### Aim of the exercise
Copy out the whole piece on parents leading by example, word for word.

### Page text
“Do as I say and not as I do.” Hopefully we as parents don’t use this line anymore.
Children naturally imitate what their parents do and how they live, but they don’t oftentimes listen to their words. How frustrating! So, what does this mean for us as parents? How should this affect our style of parenting?
We can’t merely tell our children what to do; we must model lives worth imitating. In fact, our actions–not our words and instructions–are a more successful indicator of our children’s behavior now and in the future.
The mistake I made in my early parenting years was focusing too much on what my kids were doing and how they were acting instead of focusing on my own issues. I thought my job was to attempt to control their behavior in order for them to begin acting appropriately. I never thought to look at myself and how my inward state affected my children.
Then, several years ago, God did some major work in my heart. One of the first fruits of His work in my life was the ability to let go of my perfectionism. My son also dealt with perfectionism and my response to him had always been mere words–“Just let it go,” “Be easy on yourself,” “It’s ok to make mistakes.” My words had absolutely no affect, but when I began giving myself grace for my mistakes, my son followed suit and began finding the grace for himself. My heart healing resulted in his heart healing!
What a revelation this was! As hard as it is to admit that our children’s mental and behavioral issues are oftentimes learned from us, their parents, it is also so freeing and reassuring to know there’s a solution.
It starts with us.

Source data

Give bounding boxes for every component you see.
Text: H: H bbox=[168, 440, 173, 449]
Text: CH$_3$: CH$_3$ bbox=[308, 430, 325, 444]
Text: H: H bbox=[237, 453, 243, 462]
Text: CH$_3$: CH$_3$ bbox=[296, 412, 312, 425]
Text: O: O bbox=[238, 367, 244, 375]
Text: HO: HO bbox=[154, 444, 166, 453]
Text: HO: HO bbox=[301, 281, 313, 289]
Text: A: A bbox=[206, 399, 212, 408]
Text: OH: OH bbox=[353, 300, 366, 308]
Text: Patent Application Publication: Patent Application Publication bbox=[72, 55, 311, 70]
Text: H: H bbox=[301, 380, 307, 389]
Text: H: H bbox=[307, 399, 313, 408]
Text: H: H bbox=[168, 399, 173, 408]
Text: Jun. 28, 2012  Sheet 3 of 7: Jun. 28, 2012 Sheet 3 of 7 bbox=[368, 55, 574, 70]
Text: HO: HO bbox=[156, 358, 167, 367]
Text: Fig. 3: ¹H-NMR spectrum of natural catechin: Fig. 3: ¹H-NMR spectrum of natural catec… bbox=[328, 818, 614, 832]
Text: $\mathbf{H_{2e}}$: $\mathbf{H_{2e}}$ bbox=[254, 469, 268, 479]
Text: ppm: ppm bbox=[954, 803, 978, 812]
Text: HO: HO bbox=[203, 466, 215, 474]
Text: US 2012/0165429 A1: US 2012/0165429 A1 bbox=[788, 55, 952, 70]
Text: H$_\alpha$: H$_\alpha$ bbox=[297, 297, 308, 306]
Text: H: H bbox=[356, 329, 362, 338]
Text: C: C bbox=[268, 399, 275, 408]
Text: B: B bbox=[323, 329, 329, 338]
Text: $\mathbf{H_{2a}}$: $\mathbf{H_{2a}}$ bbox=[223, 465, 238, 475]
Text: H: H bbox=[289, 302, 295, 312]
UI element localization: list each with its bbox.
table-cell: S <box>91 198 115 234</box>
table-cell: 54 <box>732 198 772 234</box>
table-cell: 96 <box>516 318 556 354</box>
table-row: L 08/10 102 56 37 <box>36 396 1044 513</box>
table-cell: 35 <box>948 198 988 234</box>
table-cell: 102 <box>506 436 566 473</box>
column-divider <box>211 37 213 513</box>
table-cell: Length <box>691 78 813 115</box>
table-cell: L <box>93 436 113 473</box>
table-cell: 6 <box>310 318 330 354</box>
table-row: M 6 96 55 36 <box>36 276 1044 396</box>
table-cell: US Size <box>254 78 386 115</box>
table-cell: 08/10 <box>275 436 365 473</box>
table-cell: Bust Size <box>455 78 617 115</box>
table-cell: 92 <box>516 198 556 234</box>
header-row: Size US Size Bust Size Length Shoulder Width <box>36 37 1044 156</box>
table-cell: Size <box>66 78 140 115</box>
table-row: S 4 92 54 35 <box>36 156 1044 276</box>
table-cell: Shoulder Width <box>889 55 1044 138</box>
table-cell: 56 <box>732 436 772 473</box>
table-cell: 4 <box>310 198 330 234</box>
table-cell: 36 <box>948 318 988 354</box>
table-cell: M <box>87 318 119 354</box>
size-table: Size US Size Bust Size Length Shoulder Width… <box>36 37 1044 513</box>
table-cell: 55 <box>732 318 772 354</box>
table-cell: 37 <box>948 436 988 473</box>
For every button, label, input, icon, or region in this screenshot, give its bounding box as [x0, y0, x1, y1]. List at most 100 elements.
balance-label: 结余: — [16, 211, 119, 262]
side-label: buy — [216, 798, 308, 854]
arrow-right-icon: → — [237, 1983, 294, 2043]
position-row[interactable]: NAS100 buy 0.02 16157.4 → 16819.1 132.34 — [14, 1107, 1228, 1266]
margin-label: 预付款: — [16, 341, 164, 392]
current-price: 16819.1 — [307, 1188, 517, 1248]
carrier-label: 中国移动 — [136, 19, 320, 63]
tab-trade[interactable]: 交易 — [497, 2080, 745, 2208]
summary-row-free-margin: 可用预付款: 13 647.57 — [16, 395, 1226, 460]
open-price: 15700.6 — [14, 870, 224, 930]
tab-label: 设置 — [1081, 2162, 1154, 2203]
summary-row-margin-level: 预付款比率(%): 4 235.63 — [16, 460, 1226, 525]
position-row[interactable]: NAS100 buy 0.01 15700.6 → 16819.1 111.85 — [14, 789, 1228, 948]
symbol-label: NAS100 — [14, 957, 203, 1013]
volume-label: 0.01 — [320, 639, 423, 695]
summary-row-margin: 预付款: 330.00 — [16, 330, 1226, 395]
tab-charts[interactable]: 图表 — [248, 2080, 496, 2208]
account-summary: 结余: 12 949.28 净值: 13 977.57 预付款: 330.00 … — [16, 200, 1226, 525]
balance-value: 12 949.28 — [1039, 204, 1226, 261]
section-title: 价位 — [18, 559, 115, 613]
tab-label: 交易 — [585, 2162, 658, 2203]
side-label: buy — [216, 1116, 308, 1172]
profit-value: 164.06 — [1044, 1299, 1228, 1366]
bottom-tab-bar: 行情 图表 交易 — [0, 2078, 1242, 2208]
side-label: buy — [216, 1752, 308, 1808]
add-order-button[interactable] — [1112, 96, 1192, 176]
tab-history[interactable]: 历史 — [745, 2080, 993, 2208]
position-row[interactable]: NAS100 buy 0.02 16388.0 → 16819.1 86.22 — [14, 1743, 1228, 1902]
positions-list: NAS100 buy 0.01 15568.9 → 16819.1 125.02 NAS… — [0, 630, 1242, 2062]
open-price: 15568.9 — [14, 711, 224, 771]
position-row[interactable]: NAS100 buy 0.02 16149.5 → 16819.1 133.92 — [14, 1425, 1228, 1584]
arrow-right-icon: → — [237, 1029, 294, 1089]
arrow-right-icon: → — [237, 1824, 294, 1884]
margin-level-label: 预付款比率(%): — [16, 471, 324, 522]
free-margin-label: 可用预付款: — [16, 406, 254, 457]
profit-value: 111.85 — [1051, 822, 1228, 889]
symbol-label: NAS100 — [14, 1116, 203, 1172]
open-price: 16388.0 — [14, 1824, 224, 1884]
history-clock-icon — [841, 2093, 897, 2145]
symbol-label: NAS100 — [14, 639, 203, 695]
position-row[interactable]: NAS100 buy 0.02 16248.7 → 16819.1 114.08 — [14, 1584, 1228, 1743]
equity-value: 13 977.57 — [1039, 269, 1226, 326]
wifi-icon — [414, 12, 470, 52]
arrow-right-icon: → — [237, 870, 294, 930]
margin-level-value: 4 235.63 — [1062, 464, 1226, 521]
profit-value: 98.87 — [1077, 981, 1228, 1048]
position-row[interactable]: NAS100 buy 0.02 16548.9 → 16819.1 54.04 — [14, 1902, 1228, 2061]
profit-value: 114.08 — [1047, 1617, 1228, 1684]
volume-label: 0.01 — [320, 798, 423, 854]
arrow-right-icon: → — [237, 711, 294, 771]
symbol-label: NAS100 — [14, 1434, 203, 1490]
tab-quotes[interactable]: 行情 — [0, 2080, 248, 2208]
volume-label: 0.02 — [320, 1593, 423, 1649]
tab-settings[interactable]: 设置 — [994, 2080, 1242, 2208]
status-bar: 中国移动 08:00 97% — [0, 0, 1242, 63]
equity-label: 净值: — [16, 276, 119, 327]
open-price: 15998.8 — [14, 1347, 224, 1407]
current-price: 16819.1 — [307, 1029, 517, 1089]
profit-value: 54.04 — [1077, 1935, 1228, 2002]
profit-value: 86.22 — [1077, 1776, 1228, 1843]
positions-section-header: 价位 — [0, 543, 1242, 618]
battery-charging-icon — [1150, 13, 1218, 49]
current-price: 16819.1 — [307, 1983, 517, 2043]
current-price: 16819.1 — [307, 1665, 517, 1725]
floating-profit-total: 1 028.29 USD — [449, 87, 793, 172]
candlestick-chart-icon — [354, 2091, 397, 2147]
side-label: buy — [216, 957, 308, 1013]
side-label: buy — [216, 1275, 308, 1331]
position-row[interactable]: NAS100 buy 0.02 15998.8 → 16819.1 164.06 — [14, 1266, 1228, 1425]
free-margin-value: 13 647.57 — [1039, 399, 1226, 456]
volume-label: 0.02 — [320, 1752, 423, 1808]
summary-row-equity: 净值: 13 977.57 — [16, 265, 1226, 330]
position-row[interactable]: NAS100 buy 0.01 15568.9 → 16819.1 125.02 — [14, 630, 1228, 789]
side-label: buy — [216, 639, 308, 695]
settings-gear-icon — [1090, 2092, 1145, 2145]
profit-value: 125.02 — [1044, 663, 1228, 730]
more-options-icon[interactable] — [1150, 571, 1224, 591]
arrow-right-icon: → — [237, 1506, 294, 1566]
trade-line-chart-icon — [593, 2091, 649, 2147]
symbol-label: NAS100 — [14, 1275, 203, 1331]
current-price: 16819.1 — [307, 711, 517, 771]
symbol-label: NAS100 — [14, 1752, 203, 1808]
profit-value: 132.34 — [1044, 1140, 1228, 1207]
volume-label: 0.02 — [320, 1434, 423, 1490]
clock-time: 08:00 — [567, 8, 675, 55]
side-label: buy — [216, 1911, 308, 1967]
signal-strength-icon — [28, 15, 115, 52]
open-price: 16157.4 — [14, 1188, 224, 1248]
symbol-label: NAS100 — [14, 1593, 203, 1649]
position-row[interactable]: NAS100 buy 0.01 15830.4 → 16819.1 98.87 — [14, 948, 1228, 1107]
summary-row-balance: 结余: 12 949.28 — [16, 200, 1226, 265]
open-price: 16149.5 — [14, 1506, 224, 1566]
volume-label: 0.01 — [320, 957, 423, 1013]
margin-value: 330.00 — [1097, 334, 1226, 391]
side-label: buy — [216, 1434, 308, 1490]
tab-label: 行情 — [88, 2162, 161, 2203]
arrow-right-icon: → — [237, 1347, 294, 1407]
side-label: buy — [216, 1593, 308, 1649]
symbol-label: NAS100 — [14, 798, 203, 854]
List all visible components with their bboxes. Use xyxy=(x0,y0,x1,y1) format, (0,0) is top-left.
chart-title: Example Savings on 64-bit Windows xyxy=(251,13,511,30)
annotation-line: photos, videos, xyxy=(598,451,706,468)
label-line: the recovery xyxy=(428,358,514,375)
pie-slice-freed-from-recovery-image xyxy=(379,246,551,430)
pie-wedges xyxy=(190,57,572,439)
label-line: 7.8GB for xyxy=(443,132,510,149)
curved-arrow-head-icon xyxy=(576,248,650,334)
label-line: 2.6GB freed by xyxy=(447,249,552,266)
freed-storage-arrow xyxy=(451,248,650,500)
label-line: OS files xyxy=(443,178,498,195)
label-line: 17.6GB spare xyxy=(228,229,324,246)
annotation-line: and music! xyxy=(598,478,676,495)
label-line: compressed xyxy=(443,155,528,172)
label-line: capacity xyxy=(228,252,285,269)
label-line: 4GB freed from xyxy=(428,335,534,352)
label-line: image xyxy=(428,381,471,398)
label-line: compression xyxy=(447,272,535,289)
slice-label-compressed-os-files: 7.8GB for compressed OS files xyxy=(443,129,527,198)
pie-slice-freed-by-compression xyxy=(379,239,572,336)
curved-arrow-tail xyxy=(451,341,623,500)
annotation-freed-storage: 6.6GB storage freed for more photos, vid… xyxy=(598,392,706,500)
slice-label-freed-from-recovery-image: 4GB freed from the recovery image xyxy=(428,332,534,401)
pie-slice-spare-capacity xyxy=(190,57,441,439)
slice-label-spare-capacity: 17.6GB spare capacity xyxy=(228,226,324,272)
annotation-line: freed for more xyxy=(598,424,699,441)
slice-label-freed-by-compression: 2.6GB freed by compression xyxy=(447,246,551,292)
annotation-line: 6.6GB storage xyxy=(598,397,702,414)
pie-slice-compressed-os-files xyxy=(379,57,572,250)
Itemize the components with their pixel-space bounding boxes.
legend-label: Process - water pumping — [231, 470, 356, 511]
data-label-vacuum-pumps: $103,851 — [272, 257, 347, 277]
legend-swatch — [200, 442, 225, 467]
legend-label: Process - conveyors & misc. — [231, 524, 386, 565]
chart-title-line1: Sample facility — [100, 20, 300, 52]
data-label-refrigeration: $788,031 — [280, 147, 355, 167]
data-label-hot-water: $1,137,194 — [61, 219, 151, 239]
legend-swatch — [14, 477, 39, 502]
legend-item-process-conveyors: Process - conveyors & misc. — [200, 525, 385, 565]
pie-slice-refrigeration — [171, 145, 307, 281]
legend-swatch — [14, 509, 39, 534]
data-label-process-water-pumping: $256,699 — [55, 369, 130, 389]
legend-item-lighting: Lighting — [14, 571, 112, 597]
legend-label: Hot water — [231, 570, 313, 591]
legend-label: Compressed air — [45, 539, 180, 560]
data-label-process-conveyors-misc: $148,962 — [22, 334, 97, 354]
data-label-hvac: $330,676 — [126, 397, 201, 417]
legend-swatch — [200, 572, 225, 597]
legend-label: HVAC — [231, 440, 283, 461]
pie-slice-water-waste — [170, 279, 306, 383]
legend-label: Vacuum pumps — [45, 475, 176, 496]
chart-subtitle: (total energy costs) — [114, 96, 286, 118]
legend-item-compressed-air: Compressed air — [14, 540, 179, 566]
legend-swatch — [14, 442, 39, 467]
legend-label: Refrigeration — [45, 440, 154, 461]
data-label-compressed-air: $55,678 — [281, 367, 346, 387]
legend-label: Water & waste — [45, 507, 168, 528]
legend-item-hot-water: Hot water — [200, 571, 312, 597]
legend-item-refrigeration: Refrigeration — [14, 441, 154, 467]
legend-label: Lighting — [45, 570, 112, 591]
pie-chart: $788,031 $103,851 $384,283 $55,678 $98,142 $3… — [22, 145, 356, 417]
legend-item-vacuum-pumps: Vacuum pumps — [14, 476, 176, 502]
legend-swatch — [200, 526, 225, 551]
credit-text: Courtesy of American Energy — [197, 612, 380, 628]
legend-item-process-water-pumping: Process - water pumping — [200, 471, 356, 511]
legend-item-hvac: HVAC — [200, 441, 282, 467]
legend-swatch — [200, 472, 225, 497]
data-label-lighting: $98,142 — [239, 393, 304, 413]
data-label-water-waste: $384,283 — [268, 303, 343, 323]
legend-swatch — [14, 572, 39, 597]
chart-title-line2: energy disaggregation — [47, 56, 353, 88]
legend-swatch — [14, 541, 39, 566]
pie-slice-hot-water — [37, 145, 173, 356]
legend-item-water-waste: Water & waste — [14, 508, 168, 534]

### Reply to the exercise
“Do as I say and not as I do.” Hopefully we as parents don’t use this line anymore.
Children naturally imitate what their parents do and how they live, but they don’t oftentimes listen to their words. How frustrating! So, what does this mean for us as parents? How should this affect our style of parenting?
We can’t merely tell our children what to do; we must model lives worth imitating. In fact, our actions–not our words and instructions–are a more successful indicator of our children’s behavior now and in the future.
The mistake I made in my early parenting years was focusing too much on what my kids were doing and how they were acting instead of focusing on my own issues. I thought my job was to attempt to control their behavior in order for them to begin acting appropriately. I never thought to look at myself and how my inward state affected my children.
Then, several years ago, God did some major work in my heart. One of the first fruits of His work in my life was the ability to let go of my perfectionism. My son also dealt with perfectionism and my response to him had always been mere words–“Just let it go,” “Be easy on yourself,” “It’s ok to make mistakes.” My words had absolutely no affect, but when I began giving myself grace for my mistakes, my son followed suit and began finding the grace for himself. My heart healing resulted in his heart healing!
What a revelation this was! As hard as it is to admit that our children’s mental and behavioral issues are oftentimes learned from us, their parents, it is also so freeing and reassuring to know there’s a solution.
It starts with us.